**Your goal:** Find every line containing the word "baseline" and report the count, nothing more.

Records that describe figures:
-- BEGIN --

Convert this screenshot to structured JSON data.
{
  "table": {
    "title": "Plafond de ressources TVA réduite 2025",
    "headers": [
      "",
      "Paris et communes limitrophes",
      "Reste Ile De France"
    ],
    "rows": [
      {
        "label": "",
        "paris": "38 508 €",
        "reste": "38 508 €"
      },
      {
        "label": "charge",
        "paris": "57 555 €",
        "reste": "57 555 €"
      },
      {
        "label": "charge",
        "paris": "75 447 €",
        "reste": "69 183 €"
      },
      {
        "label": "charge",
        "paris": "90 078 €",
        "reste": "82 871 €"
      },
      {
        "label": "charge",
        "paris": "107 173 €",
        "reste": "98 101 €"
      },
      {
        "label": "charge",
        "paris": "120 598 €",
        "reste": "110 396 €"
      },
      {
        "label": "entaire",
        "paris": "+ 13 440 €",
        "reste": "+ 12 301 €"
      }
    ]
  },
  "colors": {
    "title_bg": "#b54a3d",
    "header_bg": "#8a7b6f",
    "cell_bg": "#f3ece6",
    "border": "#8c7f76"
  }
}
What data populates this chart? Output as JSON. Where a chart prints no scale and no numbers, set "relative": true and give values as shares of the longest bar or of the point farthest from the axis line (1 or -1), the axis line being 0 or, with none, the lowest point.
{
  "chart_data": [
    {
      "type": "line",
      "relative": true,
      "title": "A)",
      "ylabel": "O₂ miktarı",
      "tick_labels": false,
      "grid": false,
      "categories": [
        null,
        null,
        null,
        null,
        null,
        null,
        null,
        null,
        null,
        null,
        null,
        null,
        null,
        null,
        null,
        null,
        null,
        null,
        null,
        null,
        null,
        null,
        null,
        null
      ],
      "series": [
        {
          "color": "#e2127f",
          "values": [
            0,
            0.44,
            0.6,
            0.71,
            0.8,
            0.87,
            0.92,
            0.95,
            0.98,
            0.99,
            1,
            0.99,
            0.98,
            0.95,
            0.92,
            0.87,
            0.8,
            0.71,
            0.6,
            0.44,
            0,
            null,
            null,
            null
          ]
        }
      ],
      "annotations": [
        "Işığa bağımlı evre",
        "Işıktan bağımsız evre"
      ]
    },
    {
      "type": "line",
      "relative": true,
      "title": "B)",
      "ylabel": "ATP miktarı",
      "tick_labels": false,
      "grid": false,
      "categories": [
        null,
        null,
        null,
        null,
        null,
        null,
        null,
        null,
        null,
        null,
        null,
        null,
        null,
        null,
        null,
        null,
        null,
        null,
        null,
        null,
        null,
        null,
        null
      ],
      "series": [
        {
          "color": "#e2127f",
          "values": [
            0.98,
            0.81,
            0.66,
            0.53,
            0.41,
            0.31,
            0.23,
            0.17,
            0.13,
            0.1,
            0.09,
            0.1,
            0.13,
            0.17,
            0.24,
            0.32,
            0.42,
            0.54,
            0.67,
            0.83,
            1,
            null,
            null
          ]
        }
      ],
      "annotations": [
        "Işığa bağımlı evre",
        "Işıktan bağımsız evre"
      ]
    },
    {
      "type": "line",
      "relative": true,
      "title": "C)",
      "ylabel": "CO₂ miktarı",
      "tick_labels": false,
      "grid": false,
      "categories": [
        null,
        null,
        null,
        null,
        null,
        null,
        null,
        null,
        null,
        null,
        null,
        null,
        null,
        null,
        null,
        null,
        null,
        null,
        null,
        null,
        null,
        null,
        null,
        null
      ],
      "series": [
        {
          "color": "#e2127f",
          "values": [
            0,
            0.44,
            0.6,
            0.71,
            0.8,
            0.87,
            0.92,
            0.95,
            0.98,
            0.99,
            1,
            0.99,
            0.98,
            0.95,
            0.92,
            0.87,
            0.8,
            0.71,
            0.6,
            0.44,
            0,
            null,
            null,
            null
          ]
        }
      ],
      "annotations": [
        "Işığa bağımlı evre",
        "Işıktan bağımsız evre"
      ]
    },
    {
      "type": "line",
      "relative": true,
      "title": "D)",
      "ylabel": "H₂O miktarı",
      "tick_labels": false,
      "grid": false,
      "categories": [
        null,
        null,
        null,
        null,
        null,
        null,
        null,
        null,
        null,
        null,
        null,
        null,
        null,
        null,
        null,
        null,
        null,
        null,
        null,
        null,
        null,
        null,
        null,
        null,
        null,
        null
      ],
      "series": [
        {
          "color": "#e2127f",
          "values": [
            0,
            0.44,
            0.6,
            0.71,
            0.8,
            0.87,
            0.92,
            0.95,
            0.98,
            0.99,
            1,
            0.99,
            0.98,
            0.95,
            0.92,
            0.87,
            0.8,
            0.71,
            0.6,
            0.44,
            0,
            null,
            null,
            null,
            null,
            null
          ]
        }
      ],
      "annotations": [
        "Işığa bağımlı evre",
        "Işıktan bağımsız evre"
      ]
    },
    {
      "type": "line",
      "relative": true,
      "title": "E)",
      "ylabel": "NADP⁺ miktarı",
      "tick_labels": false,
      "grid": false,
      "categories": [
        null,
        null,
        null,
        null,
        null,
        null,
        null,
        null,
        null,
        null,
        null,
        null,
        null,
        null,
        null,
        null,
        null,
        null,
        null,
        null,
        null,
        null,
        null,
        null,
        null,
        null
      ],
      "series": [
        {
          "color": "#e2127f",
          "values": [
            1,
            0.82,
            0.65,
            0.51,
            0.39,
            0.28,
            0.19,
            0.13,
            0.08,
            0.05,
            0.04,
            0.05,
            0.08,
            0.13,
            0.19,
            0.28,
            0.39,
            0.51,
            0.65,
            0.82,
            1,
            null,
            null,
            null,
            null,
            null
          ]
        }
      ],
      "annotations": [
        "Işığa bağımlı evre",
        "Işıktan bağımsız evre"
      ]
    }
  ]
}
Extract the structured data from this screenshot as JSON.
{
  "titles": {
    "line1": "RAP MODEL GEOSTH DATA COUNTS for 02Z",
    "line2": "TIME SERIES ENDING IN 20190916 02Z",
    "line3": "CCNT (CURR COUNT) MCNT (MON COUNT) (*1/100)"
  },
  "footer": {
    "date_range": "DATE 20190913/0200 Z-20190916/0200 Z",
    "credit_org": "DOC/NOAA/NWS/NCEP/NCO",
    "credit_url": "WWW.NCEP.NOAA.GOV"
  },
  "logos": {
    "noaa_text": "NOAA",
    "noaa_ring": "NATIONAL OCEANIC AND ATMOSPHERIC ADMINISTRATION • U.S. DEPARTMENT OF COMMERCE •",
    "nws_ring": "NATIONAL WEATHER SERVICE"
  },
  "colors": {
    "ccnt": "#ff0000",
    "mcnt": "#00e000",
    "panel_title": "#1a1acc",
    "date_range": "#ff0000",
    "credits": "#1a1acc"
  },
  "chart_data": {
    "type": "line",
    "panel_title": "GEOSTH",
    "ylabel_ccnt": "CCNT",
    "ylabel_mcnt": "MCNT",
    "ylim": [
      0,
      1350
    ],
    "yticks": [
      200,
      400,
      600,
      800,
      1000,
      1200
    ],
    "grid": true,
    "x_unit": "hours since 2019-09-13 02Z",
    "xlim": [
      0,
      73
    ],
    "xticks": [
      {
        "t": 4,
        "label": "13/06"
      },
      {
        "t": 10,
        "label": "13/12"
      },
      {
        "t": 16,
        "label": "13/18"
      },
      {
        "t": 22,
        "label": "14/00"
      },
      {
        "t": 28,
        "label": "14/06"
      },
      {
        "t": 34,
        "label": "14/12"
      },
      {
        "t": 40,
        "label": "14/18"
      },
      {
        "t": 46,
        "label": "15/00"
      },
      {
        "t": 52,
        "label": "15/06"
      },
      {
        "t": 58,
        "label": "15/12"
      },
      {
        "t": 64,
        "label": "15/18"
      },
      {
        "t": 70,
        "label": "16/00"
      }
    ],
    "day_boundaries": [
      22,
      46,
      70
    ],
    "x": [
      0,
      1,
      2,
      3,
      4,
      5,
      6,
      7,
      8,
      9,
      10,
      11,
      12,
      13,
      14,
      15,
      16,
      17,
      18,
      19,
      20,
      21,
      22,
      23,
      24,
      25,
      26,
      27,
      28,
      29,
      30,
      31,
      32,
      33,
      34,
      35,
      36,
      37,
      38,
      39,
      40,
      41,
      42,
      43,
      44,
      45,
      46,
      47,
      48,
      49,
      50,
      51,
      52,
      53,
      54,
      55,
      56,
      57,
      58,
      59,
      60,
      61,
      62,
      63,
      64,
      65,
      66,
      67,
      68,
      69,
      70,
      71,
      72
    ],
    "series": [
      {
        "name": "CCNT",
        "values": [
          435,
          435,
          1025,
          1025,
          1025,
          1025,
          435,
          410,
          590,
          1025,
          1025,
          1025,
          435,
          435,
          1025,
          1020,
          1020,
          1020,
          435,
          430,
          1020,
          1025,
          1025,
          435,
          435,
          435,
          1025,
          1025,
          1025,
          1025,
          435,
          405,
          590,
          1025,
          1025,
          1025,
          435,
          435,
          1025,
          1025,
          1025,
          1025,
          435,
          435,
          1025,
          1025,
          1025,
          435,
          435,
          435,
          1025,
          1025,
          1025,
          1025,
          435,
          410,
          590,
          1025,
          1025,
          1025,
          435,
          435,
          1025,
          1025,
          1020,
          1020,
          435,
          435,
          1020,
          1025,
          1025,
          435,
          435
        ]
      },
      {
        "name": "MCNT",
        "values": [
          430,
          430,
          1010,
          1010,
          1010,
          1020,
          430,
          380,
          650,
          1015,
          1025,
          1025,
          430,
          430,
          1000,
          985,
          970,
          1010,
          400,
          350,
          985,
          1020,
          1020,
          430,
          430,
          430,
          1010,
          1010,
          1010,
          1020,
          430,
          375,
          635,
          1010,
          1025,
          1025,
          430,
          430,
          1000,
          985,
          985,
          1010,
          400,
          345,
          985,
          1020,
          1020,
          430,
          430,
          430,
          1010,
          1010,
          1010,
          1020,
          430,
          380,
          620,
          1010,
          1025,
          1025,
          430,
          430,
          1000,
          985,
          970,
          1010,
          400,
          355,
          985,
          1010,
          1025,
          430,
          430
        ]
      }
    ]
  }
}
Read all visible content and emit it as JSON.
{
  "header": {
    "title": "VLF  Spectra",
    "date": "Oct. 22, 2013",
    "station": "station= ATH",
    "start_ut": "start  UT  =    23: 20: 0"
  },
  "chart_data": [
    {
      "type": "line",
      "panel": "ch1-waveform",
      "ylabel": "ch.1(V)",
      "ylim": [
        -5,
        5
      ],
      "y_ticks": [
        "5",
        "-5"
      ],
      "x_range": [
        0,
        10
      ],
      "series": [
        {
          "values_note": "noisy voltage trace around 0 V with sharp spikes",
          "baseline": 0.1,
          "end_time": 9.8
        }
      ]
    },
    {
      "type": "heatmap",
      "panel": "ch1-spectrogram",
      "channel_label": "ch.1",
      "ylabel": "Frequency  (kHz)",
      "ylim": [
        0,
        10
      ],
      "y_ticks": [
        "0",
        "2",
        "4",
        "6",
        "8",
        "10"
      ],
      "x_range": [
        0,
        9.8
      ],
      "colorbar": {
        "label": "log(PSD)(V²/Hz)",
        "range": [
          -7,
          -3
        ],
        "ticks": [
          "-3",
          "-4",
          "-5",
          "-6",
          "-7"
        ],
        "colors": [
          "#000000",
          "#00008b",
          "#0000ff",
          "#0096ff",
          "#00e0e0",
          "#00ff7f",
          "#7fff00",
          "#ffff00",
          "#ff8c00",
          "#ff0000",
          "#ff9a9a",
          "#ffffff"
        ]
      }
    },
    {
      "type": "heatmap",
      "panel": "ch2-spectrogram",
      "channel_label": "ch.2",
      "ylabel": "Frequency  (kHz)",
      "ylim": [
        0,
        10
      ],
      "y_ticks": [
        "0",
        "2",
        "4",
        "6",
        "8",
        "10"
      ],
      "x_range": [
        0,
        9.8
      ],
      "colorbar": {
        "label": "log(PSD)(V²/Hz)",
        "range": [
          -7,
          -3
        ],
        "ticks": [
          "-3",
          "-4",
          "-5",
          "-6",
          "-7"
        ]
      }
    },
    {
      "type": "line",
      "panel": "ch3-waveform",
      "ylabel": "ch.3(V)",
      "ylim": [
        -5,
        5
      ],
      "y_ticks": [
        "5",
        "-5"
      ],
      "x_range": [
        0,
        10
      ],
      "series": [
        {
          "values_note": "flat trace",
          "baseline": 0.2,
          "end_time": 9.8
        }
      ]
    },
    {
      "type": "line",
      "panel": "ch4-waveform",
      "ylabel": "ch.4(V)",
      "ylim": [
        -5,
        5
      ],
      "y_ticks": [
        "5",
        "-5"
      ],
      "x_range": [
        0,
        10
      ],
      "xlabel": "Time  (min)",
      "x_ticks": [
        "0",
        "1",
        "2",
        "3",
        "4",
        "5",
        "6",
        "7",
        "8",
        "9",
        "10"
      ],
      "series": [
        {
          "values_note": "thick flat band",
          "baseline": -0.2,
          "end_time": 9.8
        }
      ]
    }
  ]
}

-- END --

**The completed task:** 3